→ Entries:
----------------

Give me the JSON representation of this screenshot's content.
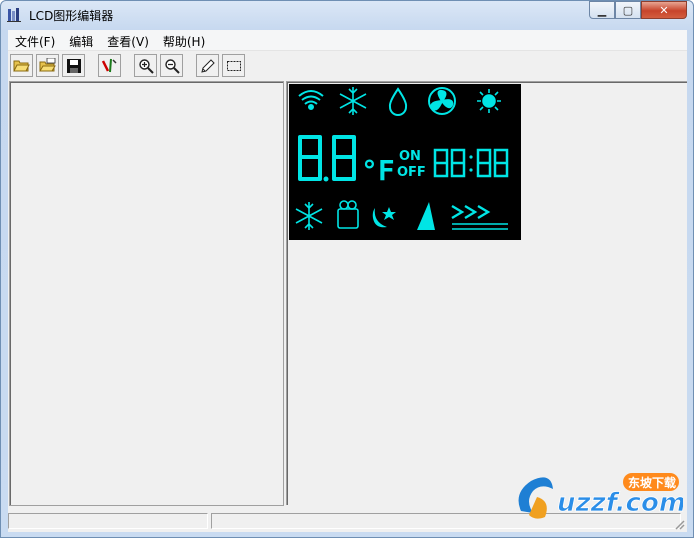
{
  "window": {
    "title": "LCD图形编辑器"
  },
  "menu": [
    "文件(F)",
    "编辑",
    "查看(V)",
    "帮助(H)"
  ],
  "toolbar": [
    "open-folder-icon",
    "open-lcd-icon",
    "save-icon",
    "tool-icon",
    "zoom-in-icon",
    "zoom-out-icon",
    "pencil-icon",
    "select-rect-icon"
  ],
  "lcd": {
    "big_digits": "8.8",
    "unit": "°F",
    "on_label": "ON",
    "off_label": "OFF",
    "clock": "88:88",
    "glow_color": "#00e5e5"
  },
  "watermark": {
    "brand": "uzzf.com",
    "tag": "东坡下载"
  }
}
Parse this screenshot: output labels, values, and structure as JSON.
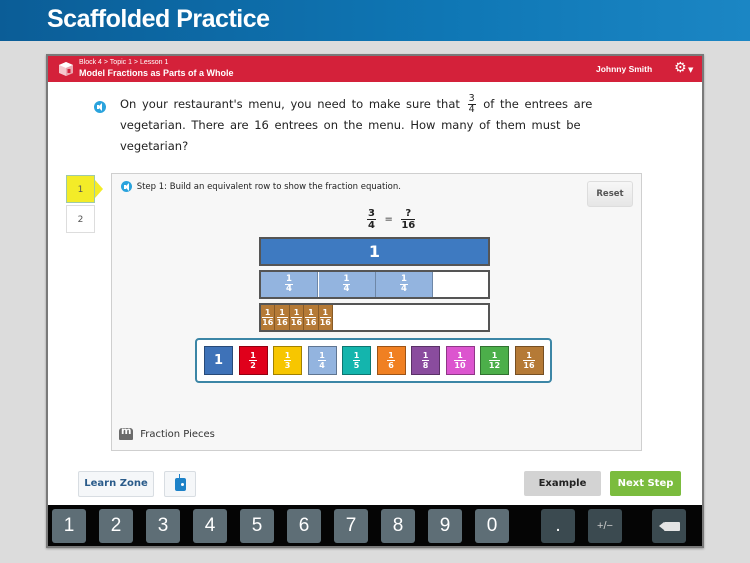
{
  "banner": {
    "title": "Scaffolded Practice"
  },
  "header": {
    "breadcrumb": "Block 4 > Topic 1 > Lesson 1",
    "lesson_title": "Model Fractions as Parts of a Whole",
    "user_name": "Johnny Smith",
    "settings_icon": "gear-icon"
  },
  "question": {
    "before_fraction": "On your restaurant's menu, you need to make sure that",
    "fraction": {
      "num": "3",
      "den": "4"
    },
    "after_fraction": "of the entrees are vegetarian. There are 16 entrees on the menu. How many of them must be vegetarian?"
  },
  "steps": [
    {
      "label": "1",
      "active": true
    },
    {
      "label": "2",
      "active": false
    }
  ],
  "workspace": {
    "instruction": "Step 1: Build an equivalent row to show the fraction equation.",
    "reset_label": "Reset",
    "equation": {
      "left_num": "3",
      "left_den": "4",
      "equals": "=",
      "right_num": "?",
      "right_den": "16"
    },
    "whole_bar_label": "1",
    "quarters_row": {
      "num": "1",
      "den": "4",
      "count": 3
    },
    "sixteenths_row": {
      "num": "1",
      "den": "16",
      "count": 5
    },
    "tray_tiles": [
      {
        "label": "1",
        "color": "#3e72b8"
      },
      {
        "num": "1",
        "den": "2",
        "color": "#e0001b"
      },
      {
        "num": "1",
        "den": "3",
        "color": "#f7c600"
      },
      {
        "num": "1",
        "den": "4",
        "color": "#93b4df"
      },
      {
        "num": "1",
        "den": "5",
        "color": "#14b5ad"
      },
      {
        "num": "1",
        "den": "6",
        "color": "#f08022"
      },
      {
        "num": "1",
        "den": "8",
        "color": "#8a4c9e"
      },
      {
        "num": "1",
        "den": "10",
        "color": "#dc55cf"
      },
      {
        "num": "1",
        "den": "12",
        "color": "#4caf4a"
      },
      {
        "num": "1",
        "den": "16",
        "color": "#b57a36"
      }
    ],
    "fraction_pieces_label": "Fraction Pieces"
  },
  "footer": {
    "learn_zone_label": "Learn Zone",
    "example_label": "Example",
    "next_step_label": "Next Step"
  },
  "keypad": {
    "digits": [
      "1",
      "2",
      "3",
      "4",
      "5",
      "6",
      "7",
      "8",
      "9",
      "0"
    ],
    "decimal": ".",
    "plus_minus": "+/−",
    "backspace_icon": "backspace-icon"
  },
  "colors": {
    "banner_blue": "#0f6fae",
    "header_red": "#d4213a",
    "step_active": "#f3ec28",
    "next_green": "#7bbc3e"
  }
}
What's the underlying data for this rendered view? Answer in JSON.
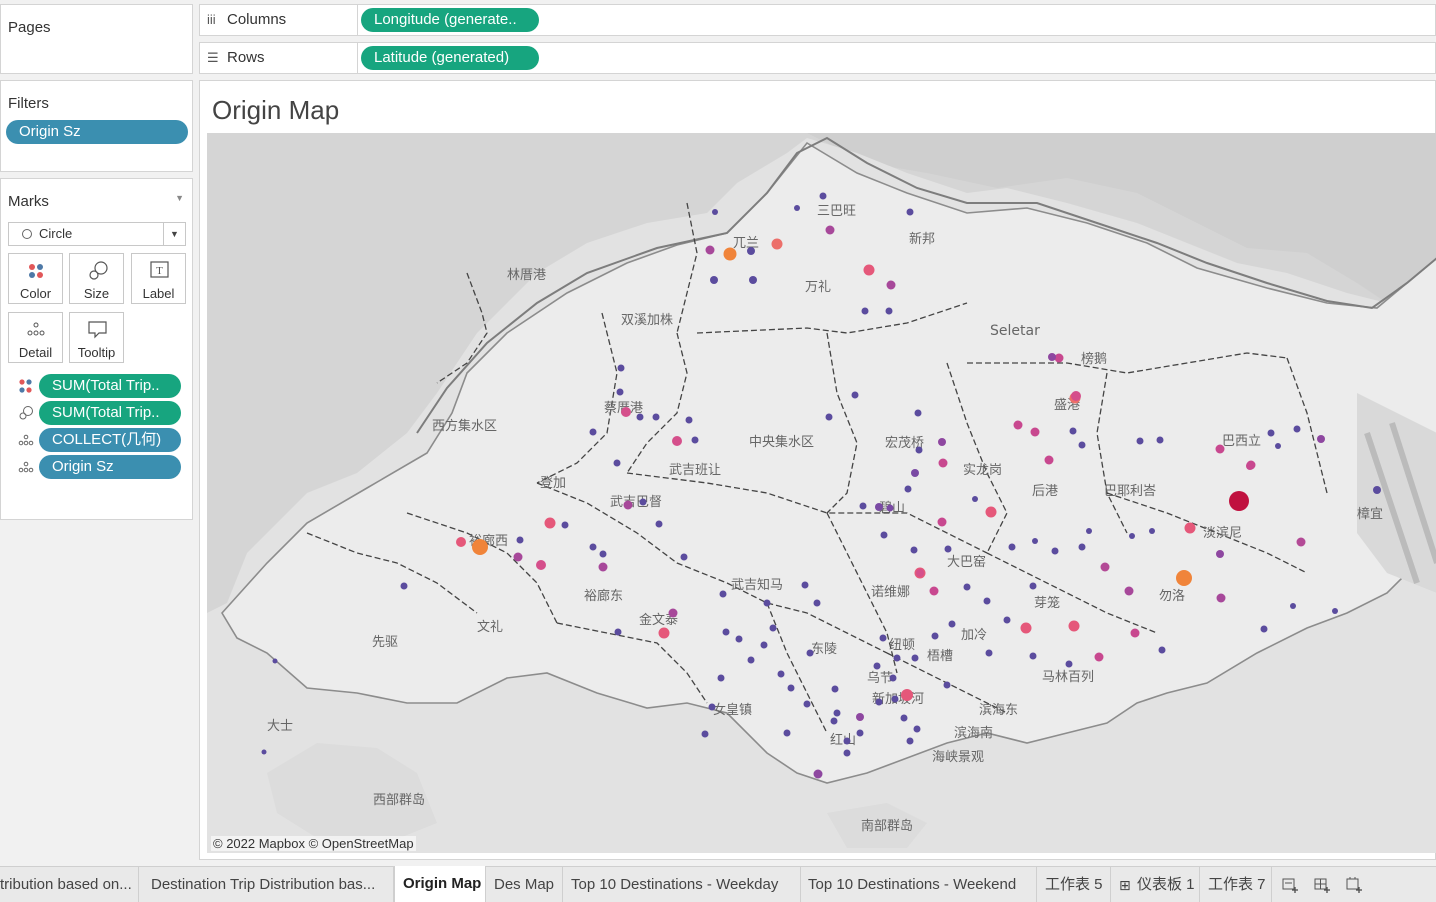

----------------

→ Problem details: Go through the listing above and list every line that has the word "screenshot".

→ Exercise answer:
Give me the JSON representation of this screenshot's content.
Parse this screenshot: output labels, values, and structure as JSON.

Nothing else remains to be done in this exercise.